» **The task**
Gather each line containing the string "JSON" from these entries.

» **Records for the exercise**
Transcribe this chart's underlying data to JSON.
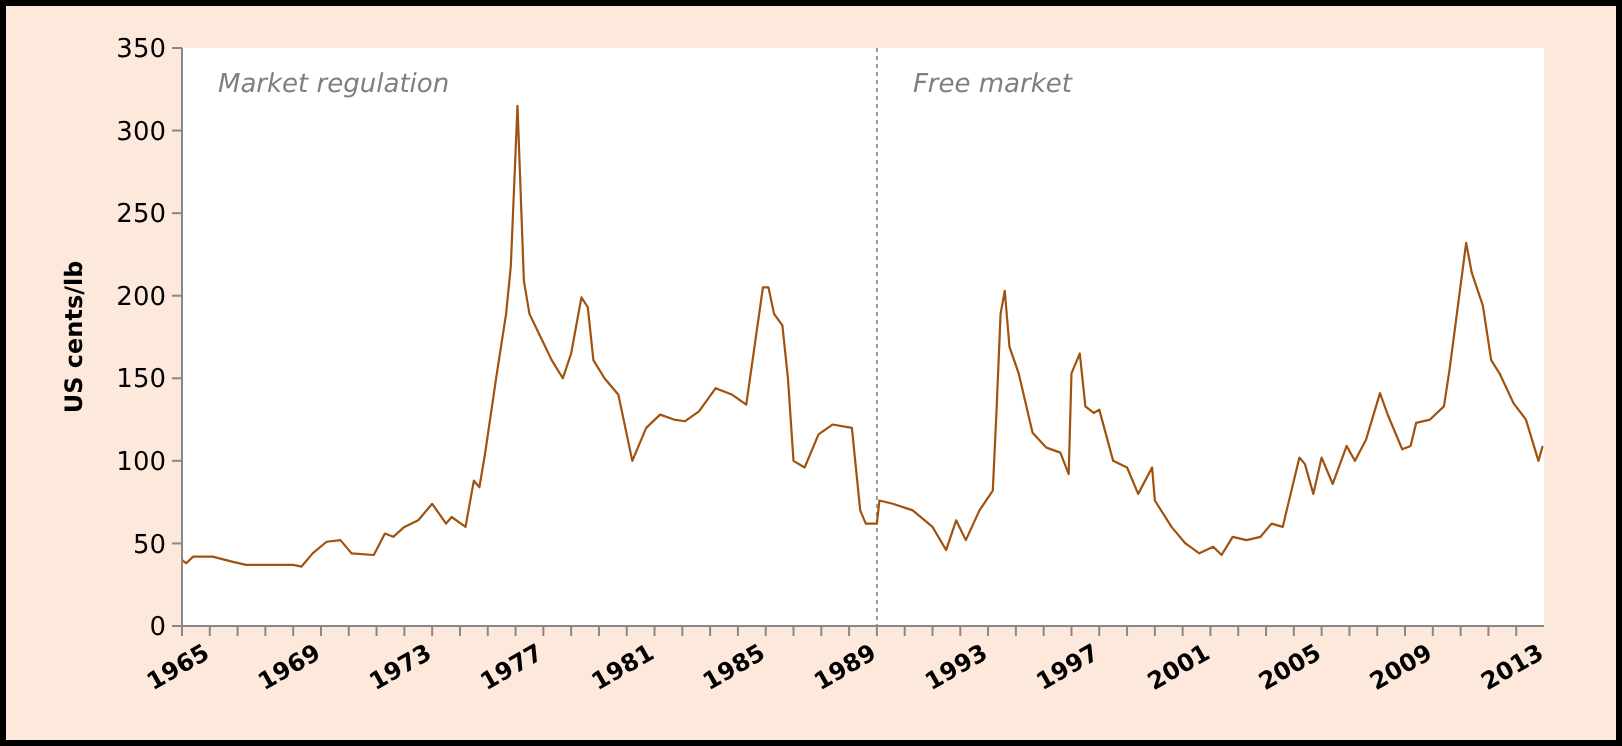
{
  "chart_data": {
    "type": "line",
    "ylabel": "US cents/lb",
    "xlim": [
      1965,
      2014
    ],
    "ylim": [
      0,
      350
    ],
    "xticks": [
      1965,
      {
        "value": 1966,
        "label": null
      },
      {
        "value": 1967,
        "label": null
      },
      {
        "value": 1968,
        "label": null
      },
      1969,
      {
        "value": 1970,
        "label": null
      },
      {
        "value": 1971,
        "label": null
      },
      {
        "value": 1972,
        "label": null
      },
      1973,
      {
        "value": 1974,
        "label": null
      },
      {
        "value": 1975,
        "label": null
      },
      {
        "value": 1976,
        "label": null
      },
      1977,
      {
        "value": 1978,
        "label": null
      },
      {
        "value": 1979,
        "label": null
      },
      {
        "value": 1980,
        "label": null
      },
      1981,
      {
        "value": 1982,
        "label": null
      },
      {
        "value": 1983,
        "label": null
      },
      {
        "value": 1984,
        "label": null
      },
      1985,
      {
        "value": 1986,
        "label": null
      },
      {
        "value": 1987,
        "label": null
      },
      {
        "value": 1988,
        "label": null
      },
      1989,
      {
        "value": 1990,
        "label": null
      },
      {
        "value": 1991,
        "label": null
      },
      {
        "value": 1992,
        "label": null
      },
      1993,
      {
        "value": 1994,
        "label": null
      },
      {
        "value": 1995,
        "label": null
      },
      {
        "value": 1996,
        "label": null
      },
      1997,
      {
        "value": 1998,
        "label": null
      },
      {
        "value": 1999,
        "label": null
      },
      {
        "value": 2000,
        "label": null
      },
      2001,
      {
        "value": 2002,
        "label": null
      },
      {
        "value": 2003,
        "label": null
      },
      {
        "value": 2004,
        "label": null
      },
      2005,
      {
        "value": 2006,
        "label": null
      },
      {
        "value": 2007,
        "label": null
      },
      {
        "value": 2008,
        "label": null
      },
      2009,
      {
        "value": 2010,
        "label": null
      },
      {
        "value": 2011,
        "label": null
      },
      {
        "value": 2012,
        "label": null
      },
      2013
    ],
    "yticks": [
      0,
      50,
      100,
      150,
      200,
      250,
      300,
      350
    ],
    "grid": false,
    "marker": "none",
    "line_style": "solid",
    "ref_lines": [
      {
        "axis": "x",
        "value": 1990,
        "color": "#999999",
        "line_style": "dotted"
      }
    ],
    "annotations": [
      "Market regulation",
      "Free market"
    ],
    "series": [
      {
        "color": "#a0520f",
        "x": [
          1965.0,
          1965.15,
          1965.4,
          1966.1,
          1966.8,
          1967.3,
          1969.0,
          1969.3,
          1969.7,
          1970.2,
          1970.7,
          1971.1,
          1971.9,
          1972.3,
          1972.6,
          1973.0,
          1973.5,
          1974.0,
          1974.5,
          1974.7,
          1975.2,
          1975.5,
          1975.7,
          1975.9,
          1976.3,
          1976.66,
          1976.83,
          1977.07,
          1977.3,
          1977.5,
          1977.9,
          1978.3,
          1978.7,
          1979.0,
          1979.37,
          1979.6,
          1979.8,
          1980.2,
          1980.7,
          1981.2,
          1981.7,
          1982.2,
          1982.7,
          1983.1,
          1983.6,
          1984.2,
          1984.8,
          1985.3,
          1985.9,
          1986.1,
          1986.3,
          1986.6,
          1986.8,
          1987.0,
          1987.4,
          1987.9,
          1988.4,
          1989.1,
          1989.4,
          1989.6,
          1990.0,
          1990.09,
          1990.57,
          1991.29,
          1992.0,
          1992.49,
          1992.85,
          1993.2,
          1993.69,
          1994.17,
          1994.3,
          1994.45,
          1994.6,
          1994.77,
          1995.1,
          1995.6,
          1996.1,
          1996.6,
          1996.9,
          1997.0,
          1997.3,
          1997.5,
          1997.8,
          1998.0,
          1998.5,
          1999.0,
          1999.4,
          1999.9,
          2000.0,
          2000.6,
          2001.1,
          2001.6,
          2002.1,
          2002.4,
          2002.8,
          2003.3,
          2003.8,
          2004.2,
          2004.6,
          2004.8,
          2005.2,
          2005.4,
          2005.7,
          2006.0,
          2006.4,
          2006.9,
          2007.2,
          2007.6,
          2008.1,
          2008.4,
          2008.9,
          2009.2,
          2009.4,
          2009.9,
          2010.4,
          2010.6,
          2011.2,
          2011.4,
          2011.8,
          2012.1,
          2012.4,
          2012.9,
          2013.35,
          2013.8,
          2013.95
        ],
        "values": [
          40,
          38,
          42,
          42,
          39,
          37,
          37,
          36,
          44,
          51,
          52,
          44,
          43,
          56,
          54,
          60,
          64,
          74,
          62,
          66,
          60,
          88,
          84,
          104,
          150,
          189,
          218,
          315,
          209,
          189,
          175,
          161,
          150,
          165,
          199,
          193,
          161,
          150,
          140,
          100,
          120,
          128,
          125,
          124,
          130,
          144,
          140,
          134,
          205,
          205,
          189,
          182,
          150,
          100,
          96,
          116,
          122,
          120,
          70,
          62,
          62,
          76,
          74,
          70,
          60,
          46,
          64,
          52,
          70,
          82,
          129,
          189,
          203,
          169,
          153,
          117,
          108,
          105,
          92,
          153,
          165,
          133,
          129,
          131,
          100,
          96,
          80,
          96,
          76,
          60,
          50,
          44,
          48,
          43,
          54,
          52,
          54,
          62,
          60,
          74,
          102,
          98,
          80,
          102,
          86,
          109,
          100,
          113,
          141,
          127,
          107,
          109,
          123,
          125,
          133,
          155,
          232,
          214,
          194,
          161,
          153,
          135,
          125,
          100,
          109
        ]
      }
    ]
  }
}
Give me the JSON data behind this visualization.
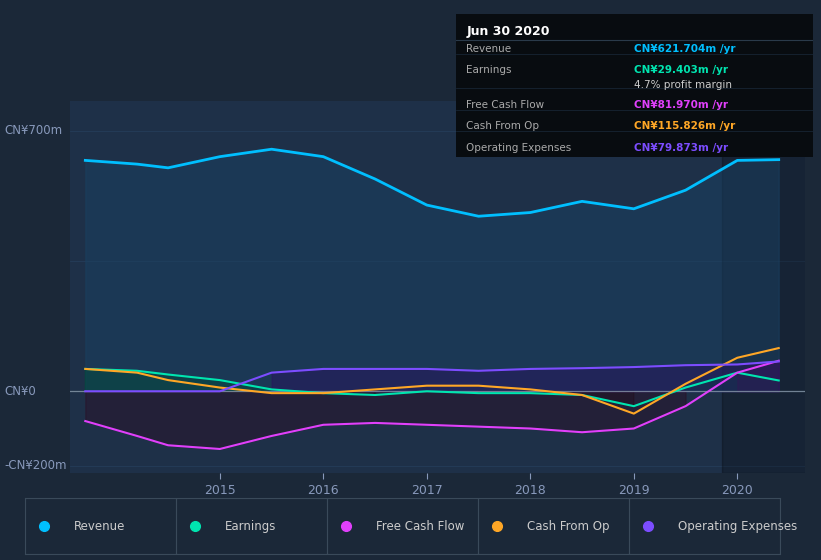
{
  "bg_color": "#1b2838",
  "plot_bg_color": "#1e3048",
  "y_label_top": "CN¥700m",
  "y_label_zero": "CN¥0",
  "y_label_bottom": "-CN¥200m",
  "ylim": [
    -220,
    780
  ],
  "x_years": [
    2013.7,
    2014.2,
    2014.5,
    2015.0,
    2015.5,
    2016.0,
    2016.5,
    2017.0,
    2017.5,
    2018.0,
    2018.5,
    2019.0,
    2019.5,
    2020.0,
    2020.4
  ],
  "revenue": [
    620,
    610,
    600,
    630,
    650,
    630,
    570,
    500,
    470,
    480,
    510,
    490,
    540,
    620,
    622
  ],
  "earnings": [
    60,
    55,
    45,
    30,
    5,
    -5,
    -10,
    0,
    -5,
    -5,
    -10,
    -40,
    10,
    50,
    29
  ],
  "free_cash_flow": [
    -80,
    -120,
    -145,
    -155,
    -120,
    -90,
    -85,
    -90,
    -95,
    -100,
    -110,
    -100,
    -40,
    50,
    82
  ],
  "cash_from_op": [
    60,
    50,
    30,
    10,
    -5,
    -5,
    5,
    15,
    15,
    5,
    -10,
    -60,
    20,
    90,
    116
  ],
  "operating_expenses": [
    0,
    0,
    0,
    0,
    50,
    60,
    60,
    60,
    55,
    60,
    62,
    65,
    70,
    72,
    80
  ],
  "revenue_color": "#00bfff",
  "earnings_color": "#00e5b0",
  "free_cash_flow_color": "#e040fb",
  "cash_from_op_color": "#ffa726",
  "operating_expenses_color": "#7c4dff",
  "info_box": {
    "title": "Jun 30 2020",
    "rows": [
      {
        "label": "Revenue",
        "value": "CN¥621.704m /yr",
        "value_color": "#00bfff",
        "has_sub": false
      },
      {
        "label": "Earnings",
        "value": "CN¥29.403m /yr",
        "value_color": "#00e5b0",
        "has_sub": true,
        "sub": "4.7% profit margin"
      },
      {
        "label": "Free Cash Flow",
        "value": "CN¥81.970m /yr",
        "value_color": "#e040fb",
        "has_sub": false
      },
      {
        "label": "Cash From Op",
        "value": "CN¥115.826m /yr",
        "value_color": "#ffa726",
        "has_sub": false
      },
      {
        "label": "Operating Expenses",
        "value": "CN¥79.873m /yr",
        "value_color": "#7c4dff",
        "has_sub": false
      }
    ]
  },
  "legend_items": [
    {
      "label": "Revenue",
      "color": "#00bfff"
    },
    {
      "label": "Earnings",
      "color": "#00e5b0"
    },
    {
      "label": "Free Cash Flow",
      "color": "#e040fb"
    },
    {
      "label": "Cash From Op",
      "color": "#ffa726"
    },
    {
      "label": "Operating Expenses",
      "color": "#7c4dff"
    }
  ],
  "x_ticks": [
    2015.0,
    2016.0,
    2017.0,
    2018.0,
    2019.0,
    2020.0
  ],
  "x_tick_labels": [
    "2015",
    "2016",
    "2017",
    "2018",
    "2019",
    "2020"
  ],
  "highlight_start": 2019.85,
  "x_min": 2013.55,
  "x_max": 2020.65
}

» **Solution for this exercise**
Transcribe this chart's underlying data to JSON.
Give me the JSON data behind this visualization.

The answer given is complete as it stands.